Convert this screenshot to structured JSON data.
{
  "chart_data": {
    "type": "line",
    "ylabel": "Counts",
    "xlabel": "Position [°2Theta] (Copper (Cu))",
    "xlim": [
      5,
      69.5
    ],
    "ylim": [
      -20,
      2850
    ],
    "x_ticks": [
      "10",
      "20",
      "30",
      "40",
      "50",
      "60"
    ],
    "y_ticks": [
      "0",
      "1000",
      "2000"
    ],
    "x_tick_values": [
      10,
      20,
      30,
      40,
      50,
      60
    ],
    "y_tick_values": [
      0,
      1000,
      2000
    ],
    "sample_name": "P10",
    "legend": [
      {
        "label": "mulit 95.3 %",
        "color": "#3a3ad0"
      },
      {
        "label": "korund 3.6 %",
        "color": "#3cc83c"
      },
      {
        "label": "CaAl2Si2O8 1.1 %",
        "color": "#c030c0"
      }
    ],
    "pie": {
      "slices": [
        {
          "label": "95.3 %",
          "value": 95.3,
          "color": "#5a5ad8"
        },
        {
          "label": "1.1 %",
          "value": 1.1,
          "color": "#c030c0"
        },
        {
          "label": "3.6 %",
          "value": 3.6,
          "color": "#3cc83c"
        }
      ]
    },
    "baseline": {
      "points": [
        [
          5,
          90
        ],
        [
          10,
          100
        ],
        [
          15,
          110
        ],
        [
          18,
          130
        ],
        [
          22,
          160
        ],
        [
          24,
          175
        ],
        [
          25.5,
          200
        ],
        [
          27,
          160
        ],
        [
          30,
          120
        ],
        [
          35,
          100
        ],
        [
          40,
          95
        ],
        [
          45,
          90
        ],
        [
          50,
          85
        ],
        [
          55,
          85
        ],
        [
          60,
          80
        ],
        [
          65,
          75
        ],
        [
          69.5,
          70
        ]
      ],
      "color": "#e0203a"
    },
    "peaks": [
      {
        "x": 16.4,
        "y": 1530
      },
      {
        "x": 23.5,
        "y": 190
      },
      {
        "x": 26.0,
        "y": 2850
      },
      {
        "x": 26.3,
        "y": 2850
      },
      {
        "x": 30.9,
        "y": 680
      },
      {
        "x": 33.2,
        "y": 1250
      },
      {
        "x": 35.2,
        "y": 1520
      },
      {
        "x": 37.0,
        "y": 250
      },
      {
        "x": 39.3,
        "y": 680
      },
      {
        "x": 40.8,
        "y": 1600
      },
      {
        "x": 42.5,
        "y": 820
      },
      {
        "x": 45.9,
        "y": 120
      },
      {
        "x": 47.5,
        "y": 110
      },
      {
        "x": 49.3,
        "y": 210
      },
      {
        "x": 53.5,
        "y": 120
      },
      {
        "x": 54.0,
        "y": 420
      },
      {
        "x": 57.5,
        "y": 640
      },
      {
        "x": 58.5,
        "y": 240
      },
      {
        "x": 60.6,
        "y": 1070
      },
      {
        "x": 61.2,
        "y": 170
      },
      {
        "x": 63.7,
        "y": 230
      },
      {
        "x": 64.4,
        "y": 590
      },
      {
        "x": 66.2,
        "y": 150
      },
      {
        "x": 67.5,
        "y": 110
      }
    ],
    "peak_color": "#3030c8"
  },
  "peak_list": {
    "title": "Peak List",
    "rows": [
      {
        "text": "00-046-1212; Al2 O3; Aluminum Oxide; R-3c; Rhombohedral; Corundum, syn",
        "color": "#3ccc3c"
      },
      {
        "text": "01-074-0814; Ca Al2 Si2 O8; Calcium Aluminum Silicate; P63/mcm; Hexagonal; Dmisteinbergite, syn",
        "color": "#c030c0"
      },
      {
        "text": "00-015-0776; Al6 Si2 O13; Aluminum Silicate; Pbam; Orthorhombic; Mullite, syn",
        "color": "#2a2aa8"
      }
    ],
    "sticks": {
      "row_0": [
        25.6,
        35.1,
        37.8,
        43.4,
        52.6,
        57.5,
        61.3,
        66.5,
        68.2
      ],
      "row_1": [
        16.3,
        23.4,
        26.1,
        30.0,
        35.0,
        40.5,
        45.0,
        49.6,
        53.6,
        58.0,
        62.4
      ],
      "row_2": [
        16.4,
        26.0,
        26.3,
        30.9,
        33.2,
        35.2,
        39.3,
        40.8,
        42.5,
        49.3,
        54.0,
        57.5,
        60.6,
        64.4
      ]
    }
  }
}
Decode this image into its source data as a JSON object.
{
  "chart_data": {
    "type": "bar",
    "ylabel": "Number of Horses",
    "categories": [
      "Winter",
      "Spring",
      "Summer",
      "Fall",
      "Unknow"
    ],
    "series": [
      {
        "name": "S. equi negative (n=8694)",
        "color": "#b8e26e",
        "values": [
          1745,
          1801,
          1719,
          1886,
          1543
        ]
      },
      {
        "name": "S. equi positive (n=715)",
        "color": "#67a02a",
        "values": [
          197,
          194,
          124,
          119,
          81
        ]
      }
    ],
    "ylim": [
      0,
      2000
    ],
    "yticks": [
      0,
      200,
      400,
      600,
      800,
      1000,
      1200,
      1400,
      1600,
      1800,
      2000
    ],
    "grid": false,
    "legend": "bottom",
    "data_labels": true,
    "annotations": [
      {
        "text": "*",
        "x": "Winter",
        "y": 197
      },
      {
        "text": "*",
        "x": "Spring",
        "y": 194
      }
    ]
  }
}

··········

**Set problem**
Reproduce the lines word for word, starting at the one holding "Decode this image" and ending at the final line of the material above.

**Worked solution**
Decode this image into its source data as a JSON object.
{
  "chart_data": {
    "type": "bar",
    "ylabel": "Number of Horses",
    "categories": [
      "Winter",
      "Spring",
      "Summer",
      "Fall",
      "Unknow"
    ],
    "series": [
      {
        "name": "S. equi negative (n=8694)",
        "color": "#b8e26e",
        "values": [
          1745,
          1801,
          1719,
          1886,
          1543
        ]
      },
      {
        "name": "S. equi positive (n=715)",
        "color": "#67a02a",
        "values": [
          197,
          194,
          124,
          119,
          81
        ]
      }
    ],
    "ylim": [
      0,
      2000
    ],
    "yticks": [
      0,
      200,
      400,
      600,
      800,
      1000,
      1200,
      1400,
      1600,
      1800,
      2000
    ],
    "grid": false,
    "legend": "bottom",
    "data_labels": true,
    "annotations": [
      {
        "text": "*",
        "x": "Winter",
        "y": 197
      },
      {
        "text": "*",
        "x": "Spring",
        "y": 194
      }
    ]
  }
}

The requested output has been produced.